- What is being asked
Report how many lines in the listing below include the word "здание". Write nothing besides the number.

Stored data entries:
☆ ☆ ☆
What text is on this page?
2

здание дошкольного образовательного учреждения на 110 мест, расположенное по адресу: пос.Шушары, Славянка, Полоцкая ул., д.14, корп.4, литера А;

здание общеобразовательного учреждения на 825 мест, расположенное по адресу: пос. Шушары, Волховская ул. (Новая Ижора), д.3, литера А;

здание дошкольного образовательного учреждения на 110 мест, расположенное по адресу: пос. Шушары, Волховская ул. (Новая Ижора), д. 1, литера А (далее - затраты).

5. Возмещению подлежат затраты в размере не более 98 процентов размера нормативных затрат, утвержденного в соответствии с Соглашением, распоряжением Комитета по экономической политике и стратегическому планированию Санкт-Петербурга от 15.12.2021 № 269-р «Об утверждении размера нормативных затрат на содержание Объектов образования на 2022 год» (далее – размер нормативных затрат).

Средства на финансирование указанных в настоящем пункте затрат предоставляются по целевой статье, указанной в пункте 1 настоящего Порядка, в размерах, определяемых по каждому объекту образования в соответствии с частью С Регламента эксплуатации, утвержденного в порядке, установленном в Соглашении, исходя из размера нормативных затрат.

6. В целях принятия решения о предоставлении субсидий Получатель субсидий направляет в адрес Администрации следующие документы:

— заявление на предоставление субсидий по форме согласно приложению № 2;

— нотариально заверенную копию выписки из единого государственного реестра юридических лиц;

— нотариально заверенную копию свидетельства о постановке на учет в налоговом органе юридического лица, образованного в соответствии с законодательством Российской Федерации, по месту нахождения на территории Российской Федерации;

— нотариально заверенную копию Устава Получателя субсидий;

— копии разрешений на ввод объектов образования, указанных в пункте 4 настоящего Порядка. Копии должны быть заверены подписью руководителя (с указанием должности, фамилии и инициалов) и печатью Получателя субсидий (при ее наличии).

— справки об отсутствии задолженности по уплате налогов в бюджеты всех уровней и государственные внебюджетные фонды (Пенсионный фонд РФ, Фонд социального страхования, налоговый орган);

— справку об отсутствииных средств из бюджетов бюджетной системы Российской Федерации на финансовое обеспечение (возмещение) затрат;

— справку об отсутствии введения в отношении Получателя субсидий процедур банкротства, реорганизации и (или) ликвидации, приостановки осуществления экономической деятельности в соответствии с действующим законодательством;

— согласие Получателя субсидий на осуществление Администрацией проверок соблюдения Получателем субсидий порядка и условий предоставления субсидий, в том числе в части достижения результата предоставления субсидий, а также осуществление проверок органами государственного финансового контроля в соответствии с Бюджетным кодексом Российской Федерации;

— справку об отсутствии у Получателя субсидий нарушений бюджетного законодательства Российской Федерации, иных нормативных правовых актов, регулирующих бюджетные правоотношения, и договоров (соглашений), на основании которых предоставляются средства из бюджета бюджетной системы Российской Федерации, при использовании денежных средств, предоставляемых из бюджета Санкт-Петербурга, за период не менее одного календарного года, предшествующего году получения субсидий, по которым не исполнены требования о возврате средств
☆ ☆ ☆
- The result
3